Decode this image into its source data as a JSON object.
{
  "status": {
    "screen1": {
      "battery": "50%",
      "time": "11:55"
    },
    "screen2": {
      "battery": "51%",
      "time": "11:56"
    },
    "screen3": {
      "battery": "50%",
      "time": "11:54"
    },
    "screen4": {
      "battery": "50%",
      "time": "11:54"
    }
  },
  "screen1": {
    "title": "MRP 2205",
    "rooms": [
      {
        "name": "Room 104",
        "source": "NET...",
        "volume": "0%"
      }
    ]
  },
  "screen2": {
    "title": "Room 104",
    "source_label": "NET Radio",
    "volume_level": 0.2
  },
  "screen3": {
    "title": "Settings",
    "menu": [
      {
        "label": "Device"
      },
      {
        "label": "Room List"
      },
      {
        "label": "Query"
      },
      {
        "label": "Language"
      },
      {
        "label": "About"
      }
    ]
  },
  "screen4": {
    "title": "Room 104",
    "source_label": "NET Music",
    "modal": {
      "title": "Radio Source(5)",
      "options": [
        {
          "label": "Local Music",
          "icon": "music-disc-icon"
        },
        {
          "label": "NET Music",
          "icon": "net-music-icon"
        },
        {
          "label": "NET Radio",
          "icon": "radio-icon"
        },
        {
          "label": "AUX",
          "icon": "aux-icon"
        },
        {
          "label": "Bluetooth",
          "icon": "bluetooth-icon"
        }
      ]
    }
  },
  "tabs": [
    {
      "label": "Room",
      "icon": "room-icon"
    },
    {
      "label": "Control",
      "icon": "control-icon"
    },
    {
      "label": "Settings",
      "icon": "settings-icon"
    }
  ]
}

--

**EXERCISE DETAILS:** Write out the entries above word for word.

**SOLUTION FOR THIS EXERCISE:**
Decode this image into its source data as a JSON object.
{
  "status": {
    "screen1": {
      "battery": "50%",
      "time": "11:55"
    },
    "screen2": {
      "battery": "51%",
      "time": "11:56"
    },
    "screen3": {
      "battery": "50%",
      "time": "11:54"
    },
    "screen4": {
      "battery": "50%",
      "time": "11:54"
    }
  },
  "screen1": {
    "title": "MRP 2205",
    "rooms": [
      {
        "name": "Room 104",
        "source": "NET...",
        "volume": "0%"
      }
    ]
  },
  "screen2": {
    "title": "Room 104",
    "source_label": "NET Radio",
    "volume_level": 0.2
  },
  "screen3": {
    "title": "Settings",
    "menu": [
      {
        "label": "Device"
      },
      {
        "label": "Room List"
      },
      {
        "label": "Query"
      },
      {
        "label": "Language"
      },
      {
        "label": "About"
      }
    ]
  },
  "screen4": {
    "title": "Room 104",
    "source_label": "NET Music",
    "modal": {
      "title": "Radio Source(5)",
      "options": [
        {
          "label": "Local Music",
          "icon": "music-disc-icon"
        },
        {
          "label": "NET Music",
          "icon": "net-music-icon"
        },
        {
          "label": "NET Radio",
          "icon": "radio-icon"
        },
        {
          "label": "AUX",
          "icon": "aux-icon"
        },
        {
          "label": "Bluetooth",
          "icon": "bluetooth-icon"
        }
      ]
    }
  },
  "tabs": [
    {
      "label": "Room",
      "icon": "room-icon"
    },
    {
      "label": "Control",
      "icon": "control-icon"
    },
    {
      "label": "Settings",
      "icon": "settings-icon"
    }
  ]
}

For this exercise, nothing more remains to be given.